→ Written instruction:
Retype the Scottish Review column word for word, starting with "Pick up any" and going on through "reported sex crimes’.".

→ Document excerpt:
- - - -

Scottish Review : Kenneth Roy

The road to Glenrothes

Unsavoury incidents

Kenneth Roy

A local MP’s decision to campaign in the Glenrothes by-election, in defiance of the convention that Prime Ministers should not participate in such unseemly brawls, takes second place in the current edition of the Fife Free Press to an unseemly brawl more shocking to the sensibilities of local readers. Splashed across the front page, over a three-deck headline, is the news that a ‘large-scale fight’ broke out at a funeral in Hayfield Cemetery, Kirkcaldy, as a result of which ‘a number of people sustained injuries, fortunately none of them life-threatening’. The police are appealing for witnesses to this ‘particularly unsavoury incident’, although one supposes they need look no further than the funeral ‘party’, as these volatile gatherings are often politely known. Meanwhile it is reassuring to learn that no one is dead (with one obvious exception) and that the staff of ‘Cooperative Funeralcare’, the undertakers officiating, were unharmed.
     Pick up any local paper serving an urban area and you will find that it tends to be dominated by ‘particularly unsavoury incidents’ or by the fear of them. Under the heading ‘Afraid to walk in the dark’, the same edition of the Free Press reports that, according to a survey by Fife Council, 58% of secondary school pupils are frightened to be out in the streets at night and that a third are afraid of being sexually harassed or assaulted. Page 5 provides apparent confirmation of these fears: ‘23% rise in reported sex crimes’.

- - - -

Boxed element entries
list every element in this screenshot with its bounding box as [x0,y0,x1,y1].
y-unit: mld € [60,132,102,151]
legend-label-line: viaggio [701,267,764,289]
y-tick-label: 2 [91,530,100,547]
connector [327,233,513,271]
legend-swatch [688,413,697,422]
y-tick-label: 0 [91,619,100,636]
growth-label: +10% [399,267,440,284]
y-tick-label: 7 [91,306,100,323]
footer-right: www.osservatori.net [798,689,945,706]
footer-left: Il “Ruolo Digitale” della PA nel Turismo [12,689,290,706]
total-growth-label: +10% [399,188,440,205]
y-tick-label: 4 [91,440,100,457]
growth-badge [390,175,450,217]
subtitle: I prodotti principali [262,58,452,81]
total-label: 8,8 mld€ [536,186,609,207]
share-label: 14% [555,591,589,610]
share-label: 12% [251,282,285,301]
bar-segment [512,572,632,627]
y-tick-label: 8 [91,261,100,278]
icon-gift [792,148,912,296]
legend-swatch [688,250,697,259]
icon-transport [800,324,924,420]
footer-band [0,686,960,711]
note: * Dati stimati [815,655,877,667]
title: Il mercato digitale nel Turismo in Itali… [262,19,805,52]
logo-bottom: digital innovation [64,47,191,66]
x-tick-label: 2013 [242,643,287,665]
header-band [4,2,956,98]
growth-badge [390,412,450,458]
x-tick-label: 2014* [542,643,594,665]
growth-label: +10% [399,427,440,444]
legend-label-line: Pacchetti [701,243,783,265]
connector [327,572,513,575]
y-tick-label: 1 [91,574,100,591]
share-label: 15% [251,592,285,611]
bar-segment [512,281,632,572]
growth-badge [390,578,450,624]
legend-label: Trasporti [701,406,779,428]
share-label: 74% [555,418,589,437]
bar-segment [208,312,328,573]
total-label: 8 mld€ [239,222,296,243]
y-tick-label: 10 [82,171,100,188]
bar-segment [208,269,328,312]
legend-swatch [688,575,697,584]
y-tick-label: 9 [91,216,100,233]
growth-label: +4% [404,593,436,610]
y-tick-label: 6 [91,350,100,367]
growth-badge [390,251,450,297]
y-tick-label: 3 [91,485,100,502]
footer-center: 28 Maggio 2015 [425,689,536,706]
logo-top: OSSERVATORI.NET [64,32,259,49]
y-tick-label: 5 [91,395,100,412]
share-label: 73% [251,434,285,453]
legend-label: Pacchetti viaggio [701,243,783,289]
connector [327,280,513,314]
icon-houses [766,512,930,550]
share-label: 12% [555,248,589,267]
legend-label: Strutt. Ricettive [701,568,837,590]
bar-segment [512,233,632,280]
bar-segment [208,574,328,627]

- - - -

→ Exercise result:
Pick up any local paper serving an urban area and you will find that it tends to be dominated by ‘particularly unsavoury incidents’ or by the fear of them. Under the heading ‘Afraid to walk in the dark’, the same edition of the Free Press reports that, according to a survey by Fife Council, 58% of secondary school pupils are frightened to be out in the streets at night and that a third are afraid of being sexually harassed or assaulted. Page 5 provides apparent confirmation of these fears: ‘23% rise in reported sex crimes’.